## START Dataset content
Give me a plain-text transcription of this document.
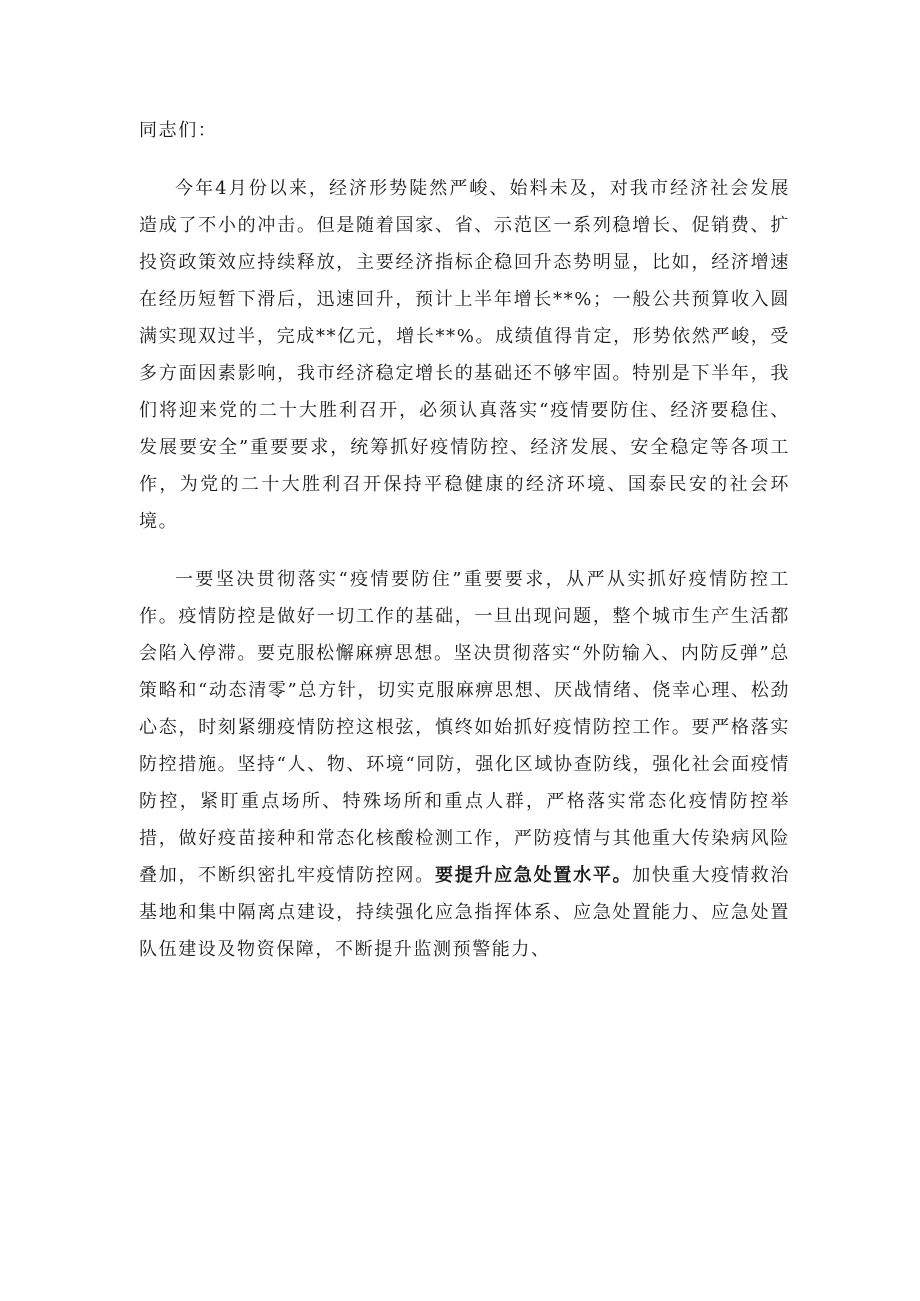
同志们：

今年4月份以来，经济形势陡然严峻、始料未及，对我市经济社会发展造成了不小的冲击。但是随着国家、省、示范区一系列稳增长、促销费、扩投资政策效应持续释放，主要经济指标企稳回升态势明显，比如，经济增速在经历短暂下滑后，迅速回升，预计上半年增长**%；一般公共预算收入圆满实现双过半，完成**亿元，增长**%。成绩值得肯定，形势依然严峻，受多方面因素影响，我市经济稳定增长的基础还不够牢固。特别是下半年，我们将迎来党的二十大胜利召开，必须认真落实“疫情要防住、经济要稳住、发展要安全”重要要求，统筹抓好疫情防控、经济发展、安全稳定等各项工作，为党的二十大胜利召开保持平稳健康的经济环境、国泰民安的社会环境。

一要坚决贯彻落实“疫情要防住”重要要求，从严从实抓好疫情防控工作。疫情防控是做好一切工作的基础，一旦出现问题，整个城市生产生活都会陷入停滞。要克服松懈麻痹思想。坚决贯彻落实“外防输入、内防反弹”总策略和“动态清零”总方针，切实克服麻痹思想、厌战情绪、侥幸心理、松劲心态，时刻紧绷疫情防控这根弦，慎终如始抓好疫情防控工作。要严格落实防控措施。坚持“人、物、环境“同防，强化区域协查防线，强化社会面疫情防控，紧盯重点场所、特殊场所和重点人群，严格落实常态化疫情防控举措，做好疫苗接种和常态化核酸检测工作，严防疫情与其他重大传染病风险叠加，不断织密扎牢疫情防控网。要提升应急处置水平。加快重大疫情救治基地和集中隔离点建设，持续强化应急指挥体系、应急处置能力、应急处置队伍建设及物资保障，不断提升监测预警能力、
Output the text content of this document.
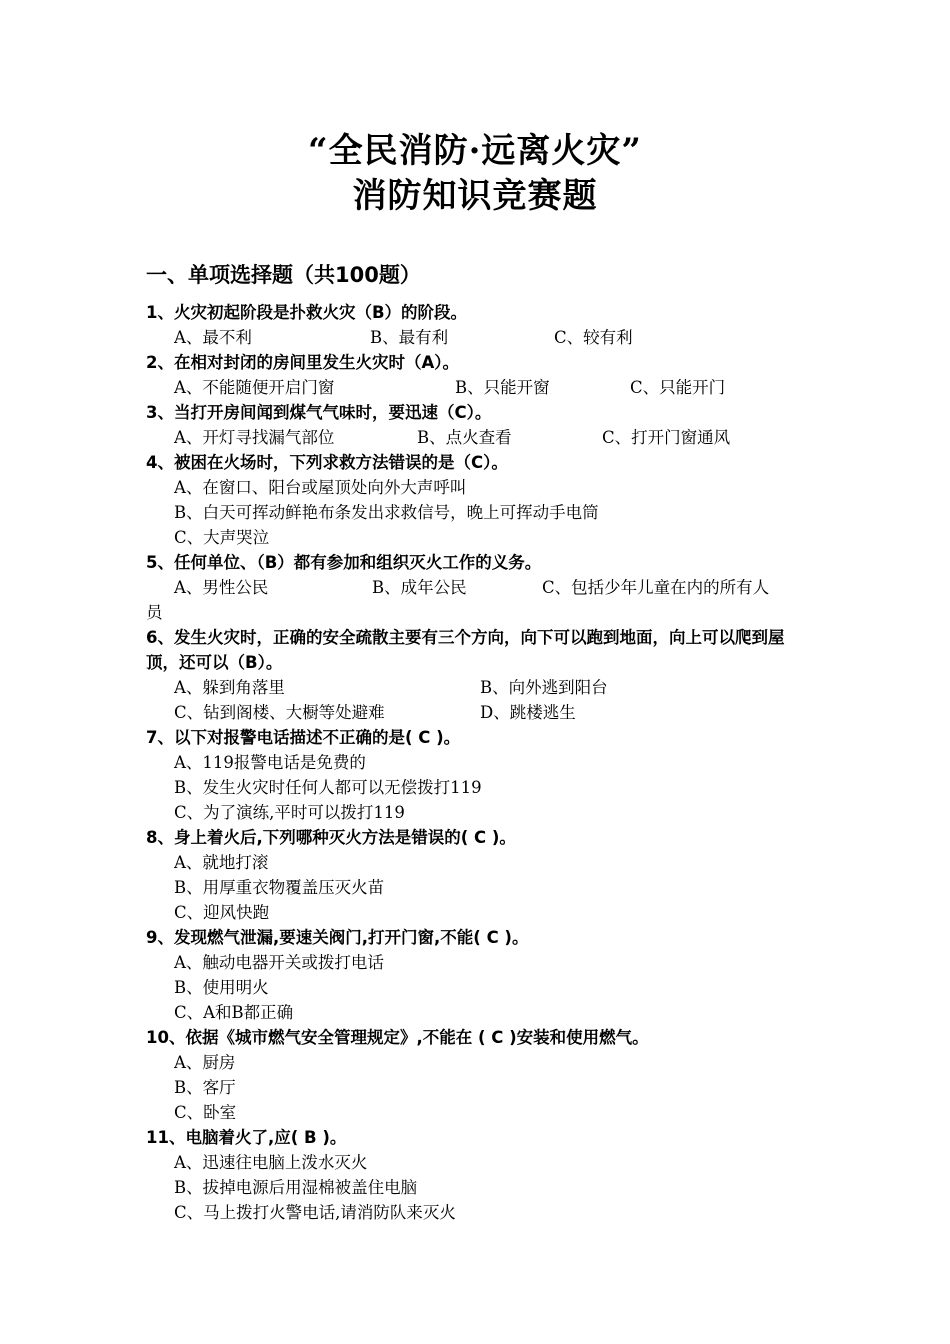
“全民消防·远离火灾”
消防知识竞赛题
一、单项选择题（共100题）
1、火灾初起阶段是扑救火灾（B）的阶段。
A、最不利	B、最有利	C、较有利
2、在相对封闭的房间里发生火灾时（A）。
A、不能随便开启门窗	B、只能开窗	C、只能开门
3、当打开房间闻到煤气气味时，要迅速（C）。
A、开灯寻找漏气部位	B、点火查看	C、打开门窗通风
4、被困在火场时，下列求救方法错误的是（C）。
A、在窗口、阳台或屋顶处向外大声呼叫
B、白天可挥动鲜艳布条发出求救信号，晚上可挥动手电筒
C、大声哭泣
5、任何单位、（B）都有参加和组织灭火工作的义务。
A、男性公民	B、成年公民	C、包括少年儿童在内的所有人
员
6、发生火灾时，正确的安全疏散主要有三个方向，向下可以跑到地面，向上可以爬到屋顶，还可以（B）。
A、躲到角落里	B、向外逃到阳台
C、钻到阁楼、大橱等处避难	D、跳楼逃生
7、以下对报警电话描述不正确的是( C )。
A、119报警电话是免费的
B、发生火灾时任何人都可以无偿拨打119
C、为了演练,平时可以拨打119
8、身上着火后,下列哪种灭火方法是错误的( C )。
A、就地打滚
B、用厚重衣物覆盖压灭火苗
C、迎风快跑
9、发现燃气泄漏,要速关阀门,打开门窗,不能( C )。
A、触动电器开关或拨打电话
B、使用明火
C、A和B都正确
10、依据《城市燃气安全管理规定》,不能在 ( C )安装和使用燃气。
A、厨房
B、客厅
C、卧室
11、电脑着火了,应( B )。
A、迅速往电脑上泼水灭火
B、拔掉电源后用湿棉被盖住电脑
C、马上拨打火警电话,请消防队来灭火
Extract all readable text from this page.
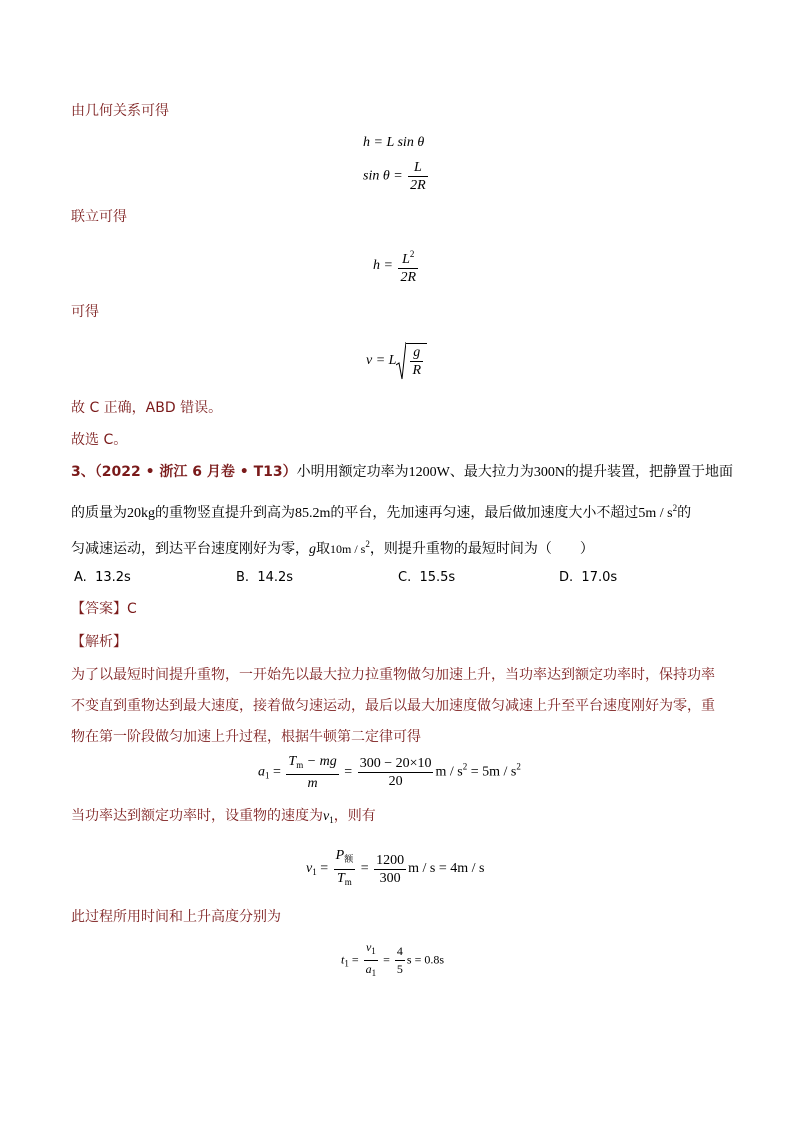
由几何关系可得
h = L sin θ
$\sin \theta = \frac{L}{2R}$
联立可得
$h = \frac{L^2}{2R}$
可得
v = L $\frac{g}{R}$
故 C 正确，ABD 错误。
故选 C。
3、（2022 • 浙江 6 月卷 • T13）小明用额定功率为1200W、最大拉力为300N的提升装置，把静置于地面
的质量为20kg的重物竖直提升到高为85.2m的平台，先加速再匀速，最后做加速度大小不超过$5m / s^2$的
匀减速运动，到达平台速度刚好为零，g取$10m / s^2$，则提升重物的最短时间为（　　）
A. 13.2s	B. 14.2s	C. 15.5s	D. 17.0s
【答案】C
【解析】
为了以最短时间提升重物，一开始先以最大拉力拉重物做匀加速上升，当功率达到额定功率时，保持功率
不变直到重物达到最大速度，接着做匀速运动，最后以最大加速度做匀减速上升至平台速度刚好为零，重
物在第一阶段做匀加速上升过程，根据牛顿第二定律可得
$a_1 = \frac{T_m - mg}{m} = \frac{300 - 20\times 10}{20}$ $m / s^2 = 5m / s^2$
当功率达到额定功率时，设重物的速度为$v_1$，则有
$v_1 = \frac{P_额}{T_m} = \frac{1200}{300}$ m / s = 4m / s
此过程所用时间和上升高度分别为
$t_1 = \frac{v_1}{a_1} = \frac{4}{5}$ s = 0.8s
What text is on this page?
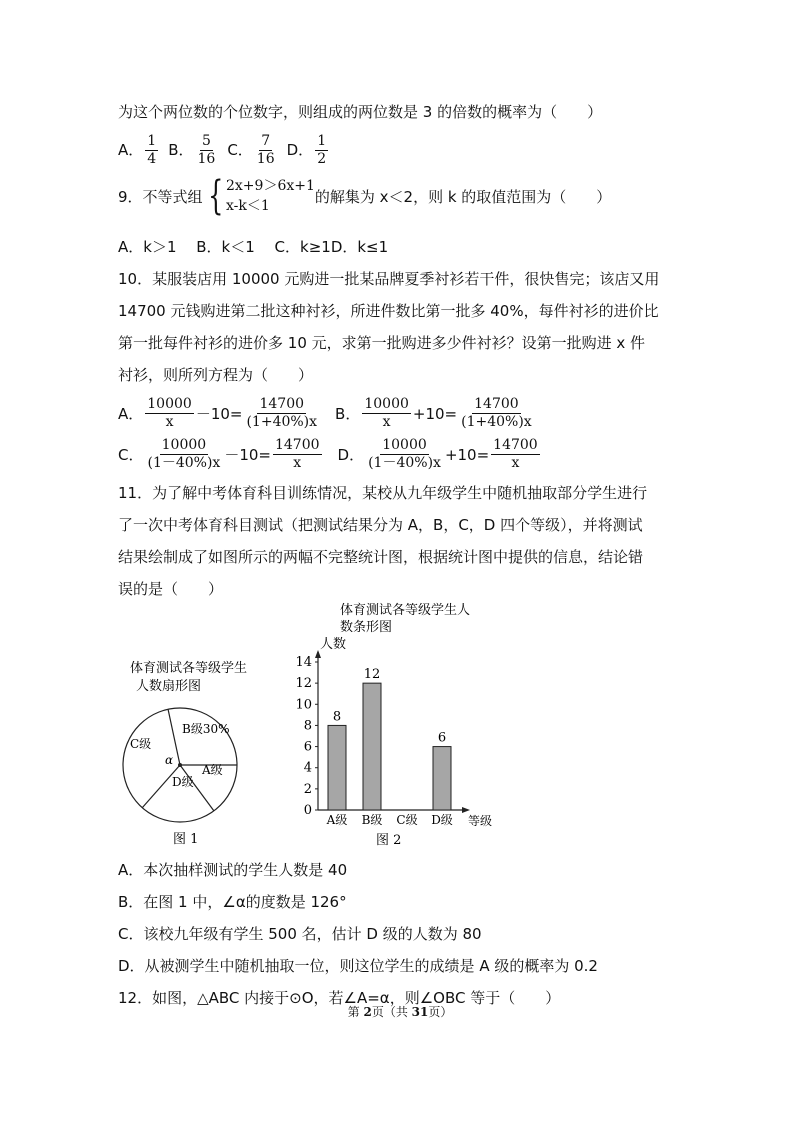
为这个两位数的个位数字，则组成的两位数是 3 的倍数的概率为（　　）
A． $\frac{1}{4}$ B． $\frac{5}{16}$ C． $\frac{7}{16}$ D． $\frac{1}{2}$
9．不等式组 { 2x+9＞6x+1
x-k＜1
的解集为 x＜2，则 k 的取值范围为（　　）
A．k＞1　 B．k＜1　 C．k≥1D．k≤1
10．某服装店用 10000 元购进一批某品牌夏季衬衫若干件，很快售完；该店又用
14700 元钱购进第二批这种衬衫，所进件数比第一批多 40%，每件衬衫的进价比
第一批每件衬衫的进价多 10 元，求第一批购进多少件衬衫？设第一批购进 x 件
衬衫，则所列方程为（　　）
A． $\frac{10000}{x} -10= \frac{14700}{(1+40\%)x}$ B． $\frac{10000}{x} +10= \frac{14700}{(1+40\%)x}$
C． $\frac{10000}{(1-40\%)x} -10= \frac{14700}{x}$ D． $\frac{10000}{(1-40\%)x} +10= \frac{14700}{x}$
11．为了解中考体育科目训练情况，某校从九年级学生中随机抽取部分学生进行
了一次中考体育科目测试（把测试结果分为 A，B，C，D 四个等级），并将测试
结果绘制成了如图所示的两幅不完整统计图，根据统计图中提供的信息，结论错
误的是（　　）
体育测试各等级学生
人数扇形图
B级30%
C级
A级
D级
α
图 1
体育测试各等级学生人
数条形图
人数
0
2
4
6
8
10
12
14
8
12
6
A级 B级 C级 D级 等级
图 2
A．本次抽样测试的学生人数是 40
B．在图 1 中，∠α的度数是 126°
C．该校九年级有学生 500 名，估计 D 级的人数为 80
D．从被测学生中随机抽取一位，则这位学生的成绩是 A 级的概率为 0.2
12．如图，△ABC 内接于⊙O，若∠A=α，则∠OBC 等于（　　）
第 2页（共 31页）
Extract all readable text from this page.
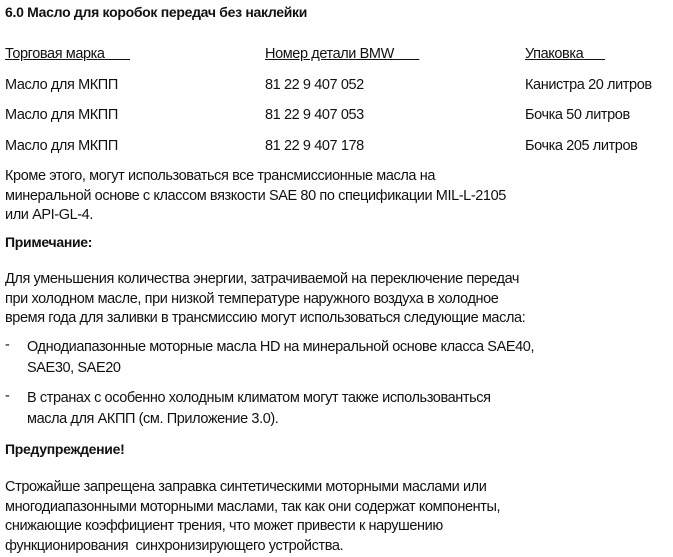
6.0 Масло для коробок передач без наклейки
Торговая марка	Номер детали BMW	Упаковка
Масло для МКПП	81 22 9 407 052	Канистра 20 литров
Масло для МКПП	81 22 9 407 053	Бочка 50 литров
Масло для МКПП	81 22 9 407 178	Бочка 205 литров
Кроме этого, могут использоваться все трансмиссионные масла на
минеральной основе с классом вязкости SAE 80 по спецификации MIL-L-2105
или API-GL-4.
Примечание:
Для уменьшения количества энергии, затрачиваемой на переключение передач
при холодном масле, при низкой температуре наружного воздуха в холодное
время года для заливки в трансмиссию могут использоваться следующие масла:
- Однодиапазонные моторные масла HD на минеральной основе класса SAE40,
SAE30, SAE20
- В странах с особенно холодным климатом могут также использованться
масла для АКПП (см. Приложение 3.0).
Предупреждение!
Строжайше запрещена заправка синтетическими моторными маслами или
многодиапазонными моторными маслами, так как они содержат компоненты,
снижающие коэффициент трения, что может привести к нарушению
функционирования  синхронизирующего устройства.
## END Dataset content
- [Task to carry out]
Find how many lines of the entries contain "основе". Respond with the number only.

- [Output of the exercise]
2